-------- DATA EXCERPTS --------
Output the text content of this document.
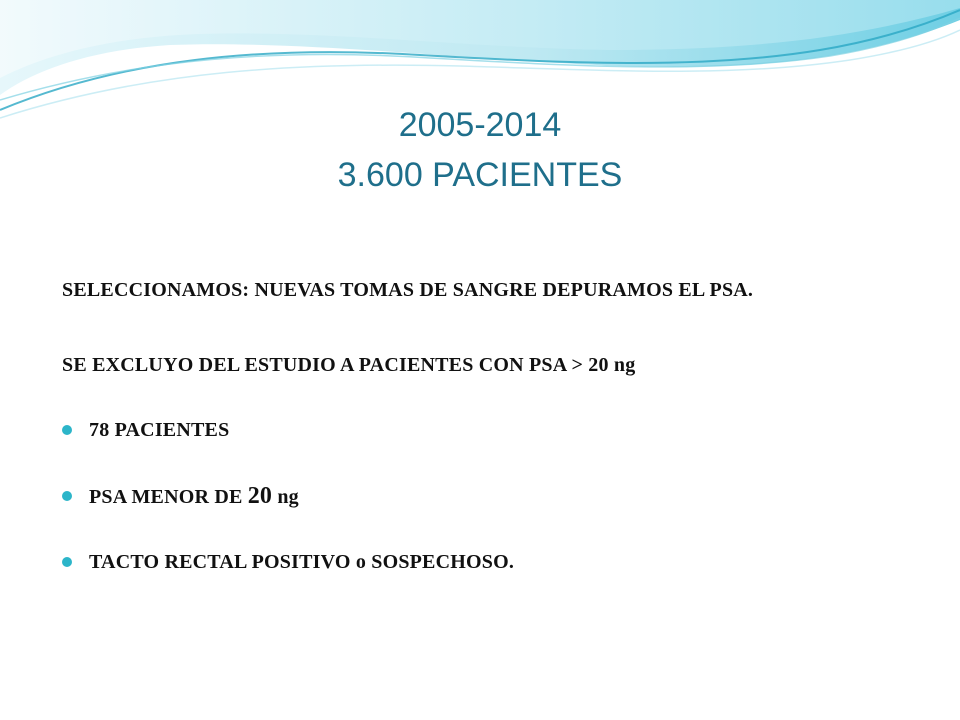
2005-2014
3.600 PACIENTES

SELECCIONAMOS: NUEVAS TOMAS DE SANGRE DEPURAMOS EL PSA.

SE EXCLUYO DEL ESTUDIO A PACIENTES CON PSA > 20 ng

78 PACIENTES
PSA MENOR DE 20 ng
TACTO RECTAL POSITIVO o SOSPECHOSO.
--------
Every record above should be transcribed exactly; the pictures stay out of the copy.

Output the text content of this document.
2005-2014
3.600 PACIENTES

SELECCIONAMOS: NUEVAS TOMAS DE SANGRE DEPURAMOS EL PSA.

SE EXCLUYO DEL ESTUDIO A PACIENTES CON PSA > 20 ng

78 PACIENTES
PSA MENOR DE 20 ng
TACTO RECTAL POSITIVO o SOSPECHOSO.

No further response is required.